» **TASKS**
1: In the review of the Mets book, who did Sandy Alderson have dinner with?
2: Repeat a passage from the Mets book review word for word, starting at "Kids, don't try" and ending at "this book review.".
3: Carry on the Mets book review from the point where it stops.
[DOCUMENT EXCERPT start]
Kids, don't try this at home.

Kids, don’t try this at home.

Let me preface this by saying I am a big Sandy Alderson fan.  I bought this book around the start of the season and planned to give it a mostly sarcastic review, but then the Mets got off to an extremely hot start and I thought “Maybe they are revived?” so that kind of took the air out of my plan.  Now that we are at Memorial Day, the Mets season has taken a hilarious turn for the worse. So I thought; why not lighten the mood by finally doing this book review.

God bless Steve Kettmann, I appreciate his enthusiasm on the subject of baseball and Sandy Alderson but my word did this book hurt my soul.  Let’s start with the basics, first of all…this book is a year or two, or even three early. Even if the Mets right the ship and end up having a winning season, one winning season does not constitute a “revival” per se. Because you know, what if they went right back to sucking next year? Now I love reading about baseball and hearing about how a team gets built and all that jazz.  There is plenty of that kind of stuff in there. Probably the most interesting stuff is hearing about all the deals that didn’t happen.  Sandy had dinner with Robinson Cano and Jay-Z, he really wanted to sign him. But then he didn’t.  Sandy barely wanted to sign Stephen Drew but Scott Boras kept pestering him, the Wilpons, and anyone else who would listen about him.  We know how that saga ended.  But while lots of attention is given to those non-moves the moves that actually happened are barely spoken of.  While we’re reading about Sandy’s interest in Cano, the author goes “Oh, and by the way the Mets signed Chris Young for no apparent reason at all.”  Then the Cano thing ends and we get “So Sandy decided to sign Bartolo Colon, wow!”  I’m paraphrasing obviously.  We do get a lot of info about the Zack Wheeler/Carlos Beltran trade, and then we keep talking about Zack Wheeler to the point where it almost gets to be too much.  And then LOL Wheeler ends up missing the entire 2015 season.  That part will be in the sequel. We also get some insight into the Jose Reyes nonsense and the David Wright extension talks (Another big LOL considering the current circumstances).  We also find out way too much about Josh Satin (Who is not even on the team anymore) and we find out that Sandy hated Gonzalez Germen, and was disappointed in Chris Young (Yeah, who wasn’t).
[DOCUMENT EXCERPT end]
[INFORMATION GIVEN start]
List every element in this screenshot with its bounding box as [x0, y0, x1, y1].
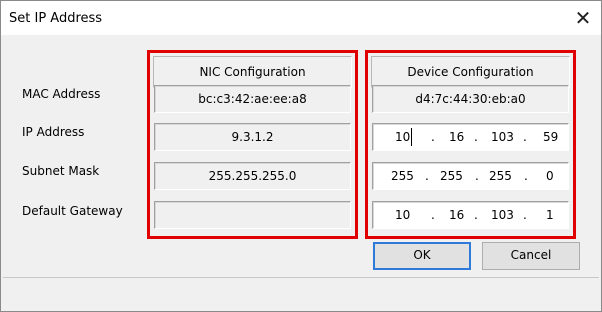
- device-gateway-octet-1[interactable]: 10: [395, 202, 410, 228]
- nic-configuration-header: NIC Configuration: [153, 56, 352, 88]
- nic-configuration-panel: NIC Configuration bc:c3:42:ae:ee:a8 9.3.…: [147, 50, 358, 239]
- device-ip-octet-1[interactable]: 10: [395, 124, 410, 150]
- title-bar: Set IP Address ✕: [1, 1, 601, 35]
- cancel-button[interactable]: Cancel: [482, 242, 580, 270]
- device-mac-field: d4:7c:44:30:eb:a0: [372, 85, 569, 113]
- nic-gateway-field: [154, 201, 351, 229]
- device-ip-octet-3[interactable]: 103: [491, 124, 514, 150]
- device-subnet-octet-3[interactable]: 255: [489, 163, 512, 189]
- status-separator: [3, 277, 599, 278]
- device-subnet-octet-4[interactable]: 0: [546, 163, 554, 189]
- device-gateway-octet-4[interactable]: 1: [546, 202, 554, 228]
- device-subnet-input[interactable]: 255 . 255 . 255 . 0: [372, 162, 569, 190]
- text-cursor: [411, 128, 412, 146]
- mac-address-label: MAC Address: [22, 87, 101, 101]
- device-gateway-input[interactable]: 10 . 16 . 103 . 1: [372, 201, 569, 229]
- device-configuration-panel: Device Configuration d4:7c:44:30:eb:a0 1…: [365, 50, 576, 239]
- close-icon[interactable]: ✕: [569, 4, 597, 32]
- default-gateway-label: Default Gateway: [22, 204, 123, 218]
- device-ip-octet-4[interactable]: 59: [543, 124, 558, 150]
- device-configuration-header: Device Configuration: [371, 56, 570, 88]
- device-subnet-octet-2[interactable]: 255: [440, 163, 463, 189]
- nic-ip-field: 9.3.1.2: [154, 123, 351, 151]
- ip-address-label: IP Address: [22, 125, 85, 139]
- ok-button[interactable]: OK: [373, 242, 471, 270]
- device-ip-input[interactable]: 10 . 16 . 103 . 59: [372, 123, 569, 151]
- device-subnet-octet-1[interactable]: 255: [391, 163, 414, 189]
- device-gateway-octet-3[interactable]: 103: [491, 202, 514, 228]
- subnet-mask-label: Subnet Mask: [22, 164, 100, 178]
- nic-mac-field: bc:c3:42:ae:ee:a8: [154, 85, 351, 113]
- device-ip-octet-2[interactable]: 16: [449, 124, 464, 150]
- device-gateway-octet-2[interactable]: 16: [449, 202, 464, 228]
- nic-subnet-field: 255.255.255.0: [154, 162, 351, 190]
- window-title: Set IP Address: [9, 11, 103, 26]
- set-ip-address-dialog: Set IP Address ✕ MAC Address IP Address …: [0, 0, 602, 312]
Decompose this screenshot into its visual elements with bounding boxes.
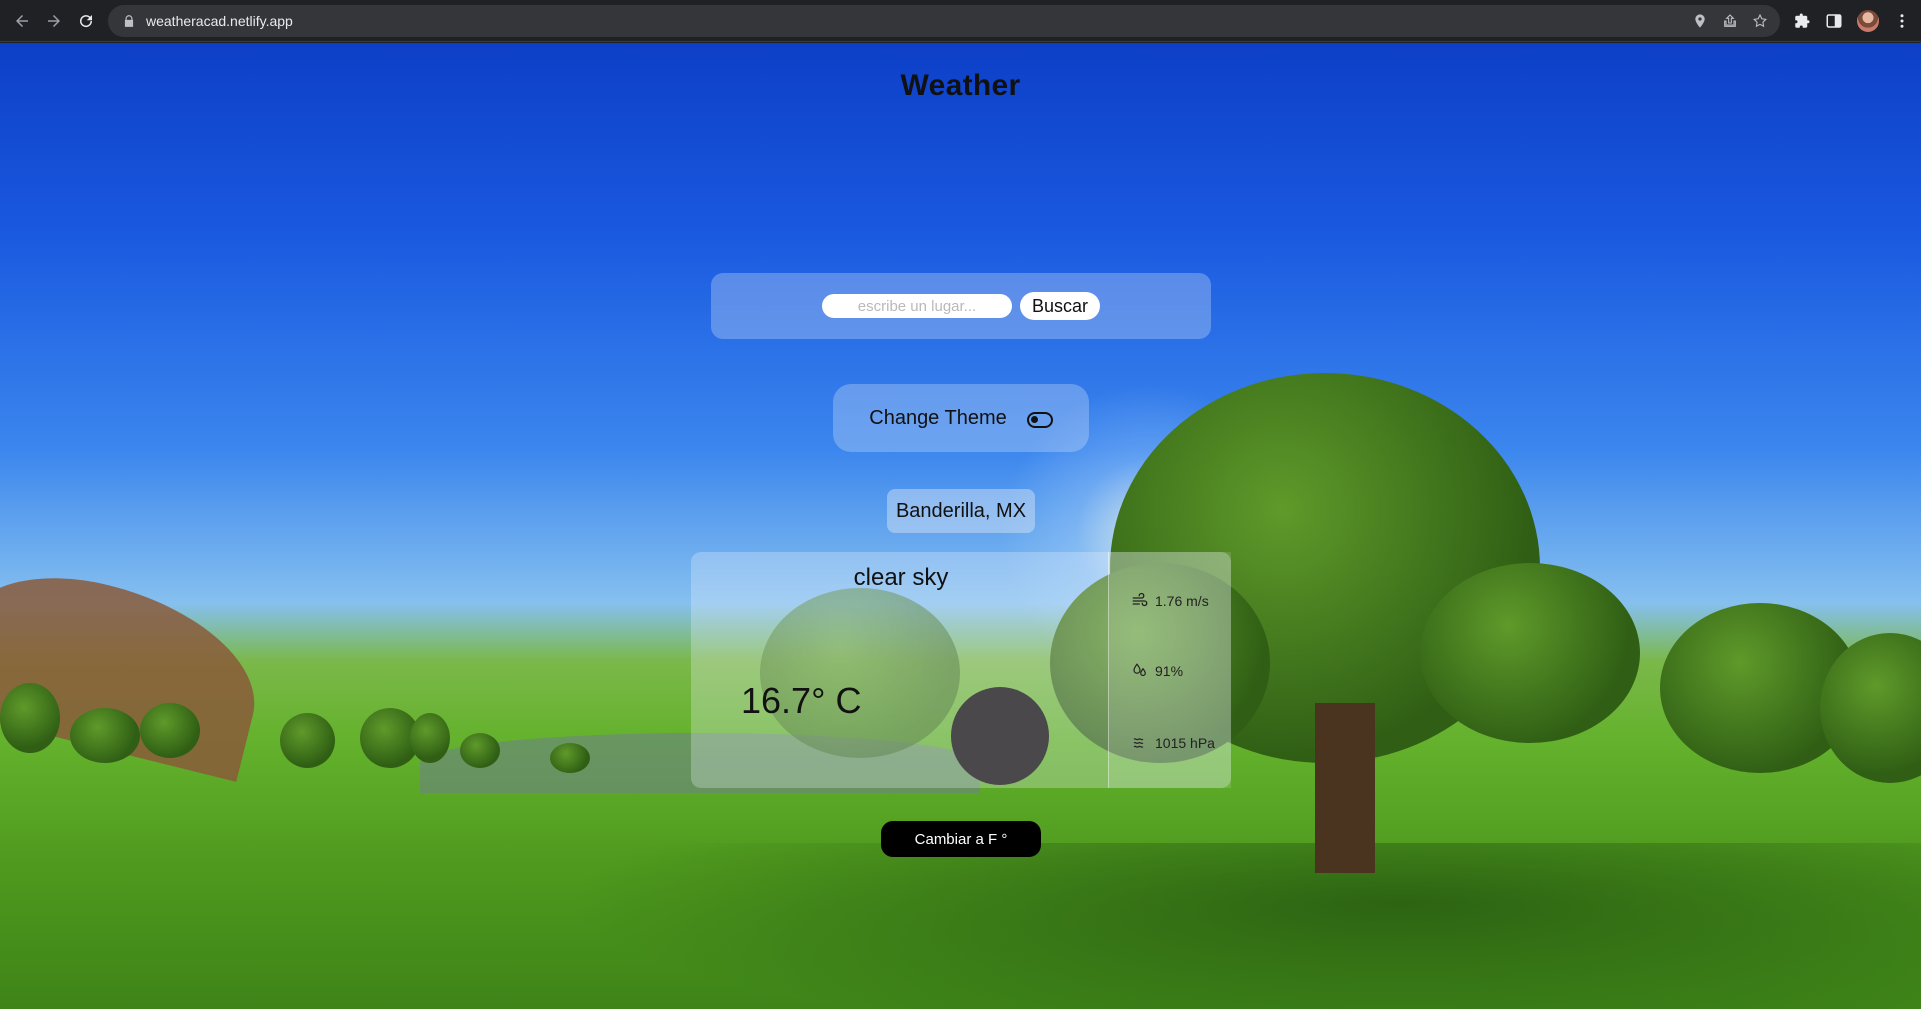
back-button[interactable] (6, 5, 38, 37)
nav-buttons (6, 5, 102, 37)
address-bar[interactable]: weatheracad.netlify.app (108, 5, 1780, 37)
toggle-icon[interactable] (1026, 412, 1053, 428)
address-bar-actions (1692, 5, 1768, 37)
theme-panel: Change Theme (833, 384, 1089, 452)
change-theme-label: Change Theme (869, 406, 1007, 429)
browser-actions (1793, 5, 1911, 37)
bookmark-star-icon[interactable] (1752, 13, 1768, 29)
wind-value: 1.76 m/s (1155, 593, 1209, 609)
extensions-puzzle-icon[interactable] (1793, 12, 1811, 30)
pressure-icon (1133, 738, 1144, 748)
browser-toolbar: weatheracad.netlify.app (0, 0, 1921, 42)
humidity-value: 91% (1155, 663, 1184, 679)
share-icon[interactable] (1722, 13, 1738, 29)
profile-avatar[interactable] (1857, 10, 1879, 32)
location-label: Banderilla, MX (887, 489, 1035, 533)
pressure-value: 1015 hPa (1155, 735, 1215, 751)
more-vertical-icon[interactable] (1893, 12, 1911, 30)
humidity-stat: 91% (1131, 662, 1183, 680)
change-unit-button[interactable]: Cambiar a F ° (881, 821, 1041, 857)
arrow-left-icon (16, 14, 28, 27)
forward-button[interactable] (38, 5, 70, 37)
pressure-stat: 1015 hPa (1131, 734, 1215, 752)
humidity-icon (1133, 663, 1146, 677)
temperature: 16.7° C (741, 680, 862, 721)
page-viewport: Weather Buscar Change Theme Banderilla, … (0, 43, 1921, 1009)
background-tree-shadow (560, 843, 1921, 1009)
weather-card: clear sky 16.7° C 1.76 m/s 91% 1015 hPa (691, 552, 1231, 788)
arrow-right-icon (48, 14, 60, 27)
weather-icon (951, 687, 1049, 785)
lock-icon (124, 15, 134, 27)
wind-stat: 1.76 m/s (1131, 592, 1209, 610)
reload-icon (80, 14, 93, 27)
page-title: Weather (900, 69, 1021, 102)
weather-description: clear sky (853, 564, 949, 591)
url-text: weatheracad.netlify.app (146, 13, 293, 29)
side-panel-icon[interactable] (1825, 12, 1843, 30)
search-input[interactable] (821, 294, 1012, 318)
reload-button[interactable] (70, 5, 102, 37)
wind-icon (1132, 592, 1148, 607)
search-button[interactable]: Buscar (1019, 292, 1101, 320)
search-panel: Buscar (711, 273, 1211, 339)
location-pin-icon[interactable] (1692, 13, 1708, 29)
[INFORMATION GIVEN end]
» **ANSWERS**
1: Robinson Cano and Jay-Z

2:
Kids, don't try this at home.

Kids, don’t try this at home.

Let me preface this by saying I am a big Sandy Alderson fan.  I bought this book around the start of the season and planned to give it a mostly sarcastic review, but then the Mets got off to an extremely hot start and I thought “Maybe they are revived?” so that kind of took the air out of my plan.  Now that we are at Memorial Day, the Mets season has taken a hilarious turn for the worse. So I thought; why not lighten the mood by finally doing this book review.

3:
I'm a cowboy, baby.

I’m a cowboy, baby.


Flash forward to 2014 where the Mets are struggling in late August and Terry Collins holds a team meeting which leads to the them playing well down the stretch and saving his job after Sandy was considering firing him.  Yes folks, this story has a sad ending for everyone involved but oh wait, in the epilogue the Mets sign Michael Cuddyer which signals to the world that they are once again a force to be reckoned with.  Because you know every GM in baseball saw the Mets give up a draft pick to sign Michael Cuddyer and then whispered “They’re back.” Ok, now I’m being harsh. But the end of the book is just a lot “If this happens, the Mets will be in good shape.”  or “Maybe this is the year that everything comes together, Sandy’s plan.”  Blah blah. It was an interesting read at times but it was also a book that should have been put on hiatus for two years as it mostly details four of the more miserable years in Mets history. Also I think the better book will be written when either the Mets are a dynasty or Sandy is no longer working for the team so he can tell us how awful everything really was.  This book should really be called “Baseball Maverick: Or How I Learned To Stop Worrying And Love The Wilpons”.

My advice: Don’t buy it, read the cliff notes.

I don't recycle.

I don’t recycle.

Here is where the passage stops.